Required work: Rewrite the data below, replacing "block diagram" with "schematic" and leaving everything else unchanged. Omit the pictures from your answer.

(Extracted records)
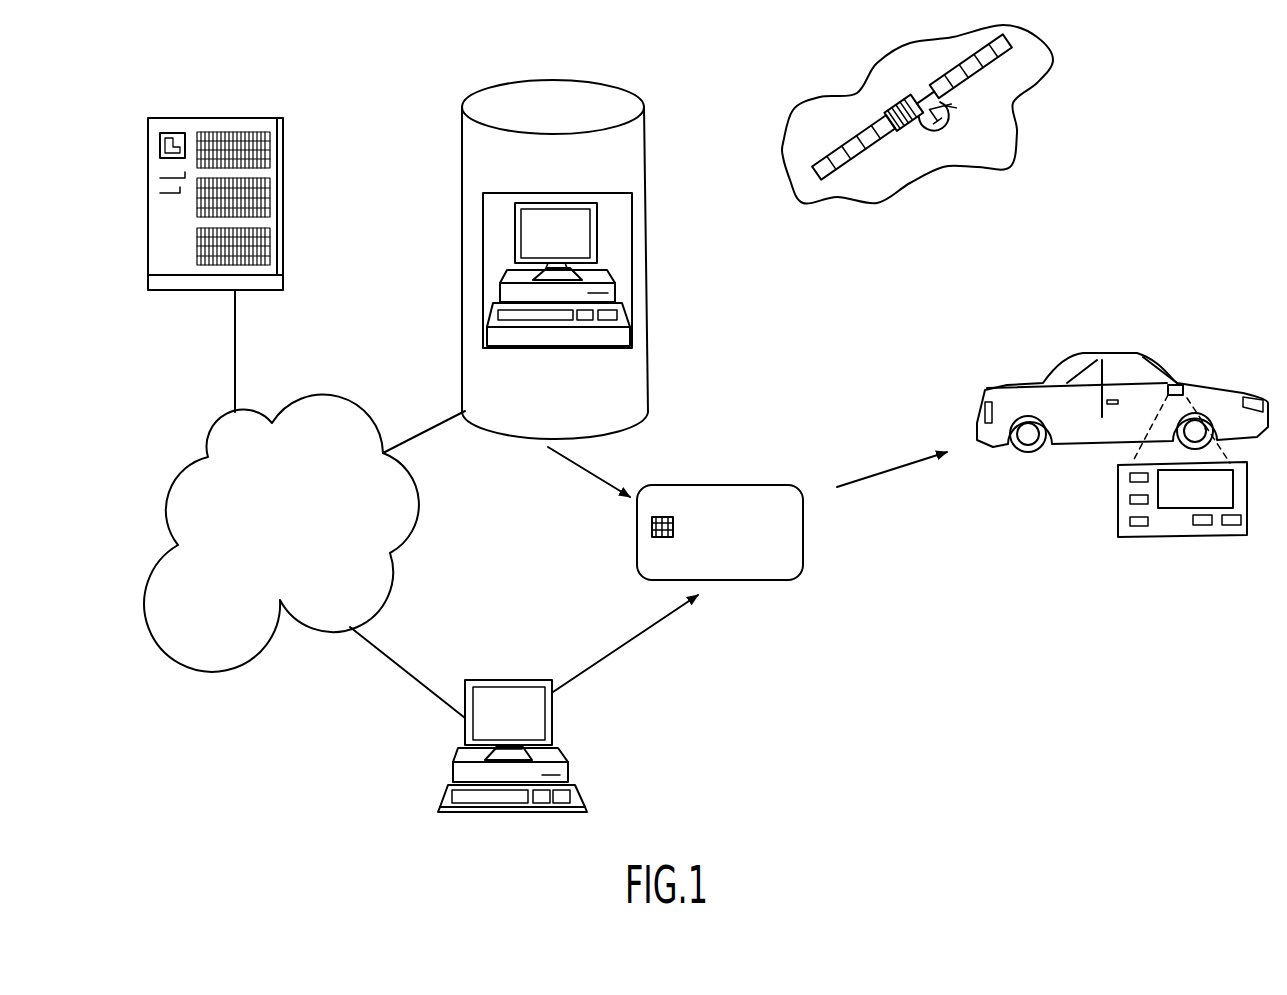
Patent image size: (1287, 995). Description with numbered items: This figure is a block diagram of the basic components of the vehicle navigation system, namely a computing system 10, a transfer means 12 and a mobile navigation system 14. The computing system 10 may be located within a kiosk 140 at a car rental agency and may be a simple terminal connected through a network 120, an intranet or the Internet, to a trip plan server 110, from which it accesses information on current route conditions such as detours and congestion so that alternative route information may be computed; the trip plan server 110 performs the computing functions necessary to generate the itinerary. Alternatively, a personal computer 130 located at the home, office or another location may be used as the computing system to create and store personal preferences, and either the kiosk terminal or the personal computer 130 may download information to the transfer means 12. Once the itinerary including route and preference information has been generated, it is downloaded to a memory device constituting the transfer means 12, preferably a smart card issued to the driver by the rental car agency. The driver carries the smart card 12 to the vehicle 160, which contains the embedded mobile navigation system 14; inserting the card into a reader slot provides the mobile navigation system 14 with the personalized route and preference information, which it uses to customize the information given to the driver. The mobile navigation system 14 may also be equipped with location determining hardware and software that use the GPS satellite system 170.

The computing system 10 is at (492, 252).
The transfer means 12 is at (803, 510).
The mobile navigation system 14 is at (1118, 517).
The trip plan server 110 is at (288, 217).
The network 120 is at (392, 587).
The personal computer 130 is at (552, 713).
The kiosk 140 is at (646, 240).
The vehicle 160 is at (1007, 385).
The GPS satellite system 170 is at (1017, 133).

Result:
Patent image size: (1287, 995). Description with numbered items: This figure is a schematic of the basic components of the vehicle navigation system, namely a computing system 10, a transfer means 12 and a mobile navigation system 14. The computing system 10 may be located within a kiosk 140 at a car rental agency and may be a simple terminal connected through a network 120, an intranet or the Internet, to a trip plan server 110, from which it accesses information on current route conditions such as detours and congestion so that alternative route information may be computed; the trip plan server 110 performs the computing functions necessary to generate the itinerary. Alternatively, a personal computer 130 located at the home, office or another location may be used as the computing system to create and store personal preferences, and either the kiosk terminal or the personal computer 130 may download information to the transfer means 12. Once the itinerary including route and preference information has been generated, it is downloaded to a memory device constituting the transfer means 12, preferably a smart card issued to the driver by the rental car agency. The driver carries the smart card 12 to the vehicle 160, which contains the embedded mobile navigation system 14; inserting the card into a reader slot provides the mobile navigation system 14 with the personalized route and preference information, which it uses to customize the information given to the driver. The mobile navigation system 14 may also be equipped with location determining hardware and software that use the GPS satellite system 170.

The computing system 10 is at (492, 252).
The transfer means 12 is at (803, 510).
The mobile navigation system 14 is at (1118, 517).
The trip plan server 110 is at (288, 217).
The network 120 is at (392, 587).
The personal computer 130 is at (552, 713).
The kiosk 140 is at (646, 240).
The vehicle 160 is at (1007, 385).
The GPS satellite system 170 is at (1017, 133).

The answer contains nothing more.